[Items]:
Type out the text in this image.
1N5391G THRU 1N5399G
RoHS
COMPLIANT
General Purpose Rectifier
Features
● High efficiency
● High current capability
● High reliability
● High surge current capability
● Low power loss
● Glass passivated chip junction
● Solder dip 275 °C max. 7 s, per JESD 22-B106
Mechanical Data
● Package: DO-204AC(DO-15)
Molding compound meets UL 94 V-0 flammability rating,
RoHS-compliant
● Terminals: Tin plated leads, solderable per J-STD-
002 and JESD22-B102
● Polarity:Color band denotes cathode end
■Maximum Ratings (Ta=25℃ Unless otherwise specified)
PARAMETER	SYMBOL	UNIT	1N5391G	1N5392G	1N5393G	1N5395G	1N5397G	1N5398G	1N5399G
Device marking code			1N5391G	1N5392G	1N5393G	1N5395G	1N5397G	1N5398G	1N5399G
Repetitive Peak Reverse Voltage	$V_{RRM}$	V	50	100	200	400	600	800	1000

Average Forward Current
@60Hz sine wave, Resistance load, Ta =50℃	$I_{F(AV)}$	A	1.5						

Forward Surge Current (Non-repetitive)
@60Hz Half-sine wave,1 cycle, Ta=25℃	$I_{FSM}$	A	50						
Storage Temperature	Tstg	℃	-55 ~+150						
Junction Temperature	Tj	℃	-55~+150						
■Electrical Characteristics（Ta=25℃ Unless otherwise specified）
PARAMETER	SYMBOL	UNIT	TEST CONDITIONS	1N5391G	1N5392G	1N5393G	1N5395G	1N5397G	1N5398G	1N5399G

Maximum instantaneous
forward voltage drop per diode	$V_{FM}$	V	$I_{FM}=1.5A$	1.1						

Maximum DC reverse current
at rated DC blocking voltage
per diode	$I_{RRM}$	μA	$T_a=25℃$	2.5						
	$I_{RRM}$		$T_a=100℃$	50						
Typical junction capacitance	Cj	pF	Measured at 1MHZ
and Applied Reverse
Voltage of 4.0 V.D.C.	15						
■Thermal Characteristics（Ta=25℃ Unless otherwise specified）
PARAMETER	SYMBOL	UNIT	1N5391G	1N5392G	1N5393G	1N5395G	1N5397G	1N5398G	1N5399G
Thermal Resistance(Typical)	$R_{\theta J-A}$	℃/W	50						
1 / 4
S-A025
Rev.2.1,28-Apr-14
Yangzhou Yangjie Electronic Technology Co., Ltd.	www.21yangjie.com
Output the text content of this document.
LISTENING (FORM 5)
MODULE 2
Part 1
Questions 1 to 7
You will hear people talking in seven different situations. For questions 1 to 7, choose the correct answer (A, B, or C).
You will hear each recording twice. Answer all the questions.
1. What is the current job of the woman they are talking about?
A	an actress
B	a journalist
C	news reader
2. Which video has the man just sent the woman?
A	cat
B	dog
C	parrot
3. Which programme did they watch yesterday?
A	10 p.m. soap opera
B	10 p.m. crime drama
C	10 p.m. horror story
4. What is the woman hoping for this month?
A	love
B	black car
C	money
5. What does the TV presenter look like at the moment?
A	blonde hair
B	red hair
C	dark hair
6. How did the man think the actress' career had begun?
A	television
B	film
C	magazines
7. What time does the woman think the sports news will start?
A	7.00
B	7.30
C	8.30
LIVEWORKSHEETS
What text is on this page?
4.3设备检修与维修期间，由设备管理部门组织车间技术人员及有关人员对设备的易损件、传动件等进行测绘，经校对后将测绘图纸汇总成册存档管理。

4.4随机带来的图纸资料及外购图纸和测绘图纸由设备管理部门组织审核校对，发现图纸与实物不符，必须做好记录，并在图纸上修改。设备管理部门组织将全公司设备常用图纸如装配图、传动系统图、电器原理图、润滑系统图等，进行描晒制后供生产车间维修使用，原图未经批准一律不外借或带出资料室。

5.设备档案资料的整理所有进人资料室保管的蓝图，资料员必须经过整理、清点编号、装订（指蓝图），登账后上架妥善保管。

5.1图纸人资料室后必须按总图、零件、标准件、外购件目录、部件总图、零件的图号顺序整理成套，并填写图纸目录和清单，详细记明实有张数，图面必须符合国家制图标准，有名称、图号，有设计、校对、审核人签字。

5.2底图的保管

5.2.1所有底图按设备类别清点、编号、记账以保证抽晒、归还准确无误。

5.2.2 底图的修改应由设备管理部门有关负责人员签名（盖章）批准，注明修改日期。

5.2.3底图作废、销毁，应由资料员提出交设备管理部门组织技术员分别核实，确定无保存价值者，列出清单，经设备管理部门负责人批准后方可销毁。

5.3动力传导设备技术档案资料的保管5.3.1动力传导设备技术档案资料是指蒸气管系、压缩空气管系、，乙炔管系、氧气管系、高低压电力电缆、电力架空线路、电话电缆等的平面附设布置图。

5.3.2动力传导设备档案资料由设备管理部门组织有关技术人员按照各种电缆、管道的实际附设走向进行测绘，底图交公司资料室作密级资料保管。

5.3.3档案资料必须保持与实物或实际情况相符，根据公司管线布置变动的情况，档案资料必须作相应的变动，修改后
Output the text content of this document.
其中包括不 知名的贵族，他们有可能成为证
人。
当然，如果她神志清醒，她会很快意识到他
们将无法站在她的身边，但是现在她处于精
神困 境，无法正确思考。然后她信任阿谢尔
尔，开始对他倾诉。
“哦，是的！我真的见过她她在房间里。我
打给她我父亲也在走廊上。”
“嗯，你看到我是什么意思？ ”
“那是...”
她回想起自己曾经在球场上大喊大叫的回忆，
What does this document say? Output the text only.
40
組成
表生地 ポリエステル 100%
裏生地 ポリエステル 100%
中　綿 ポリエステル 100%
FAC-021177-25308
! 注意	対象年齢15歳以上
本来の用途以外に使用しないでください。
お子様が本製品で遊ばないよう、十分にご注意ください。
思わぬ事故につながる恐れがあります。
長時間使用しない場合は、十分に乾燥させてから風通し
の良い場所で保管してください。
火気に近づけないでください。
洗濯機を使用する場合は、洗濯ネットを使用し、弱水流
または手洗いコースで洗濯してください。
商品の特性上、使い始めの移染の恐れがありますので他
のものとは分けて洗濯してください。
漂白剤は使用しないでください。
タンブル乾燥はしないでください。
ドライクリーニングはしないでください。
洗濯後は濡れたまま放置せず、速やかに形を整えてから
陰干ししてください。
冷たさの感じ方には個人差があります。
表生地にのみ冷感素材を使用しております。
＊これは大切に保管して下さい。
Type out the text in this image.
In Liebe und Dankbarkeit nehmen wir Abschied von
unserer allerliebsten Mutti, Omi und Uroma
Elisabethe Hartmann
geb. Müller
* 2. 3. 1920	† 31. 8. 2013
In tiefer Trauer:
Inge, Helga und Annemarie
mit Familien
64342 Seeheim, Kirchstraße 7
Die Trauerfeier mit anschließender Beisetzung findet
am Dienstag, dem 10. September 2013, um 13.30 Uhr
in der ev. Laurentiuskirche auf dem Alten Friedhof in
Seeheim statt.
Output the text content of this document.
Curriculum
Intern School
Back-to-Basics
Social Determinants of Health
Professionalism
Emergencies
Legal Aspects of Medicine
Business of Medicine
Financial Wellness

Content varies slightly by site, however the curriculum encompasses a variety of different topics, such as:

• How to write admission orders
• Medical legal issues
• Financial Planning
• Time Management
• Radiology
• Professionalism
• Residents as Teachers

[Task instructions]:
Find each line holding the string "does" and copy it out.

[Exercise response]:
5. What does the TV presenter look like at the moment?
7. What time does the woman think the sports news will start?
What does this document say? Output the text only.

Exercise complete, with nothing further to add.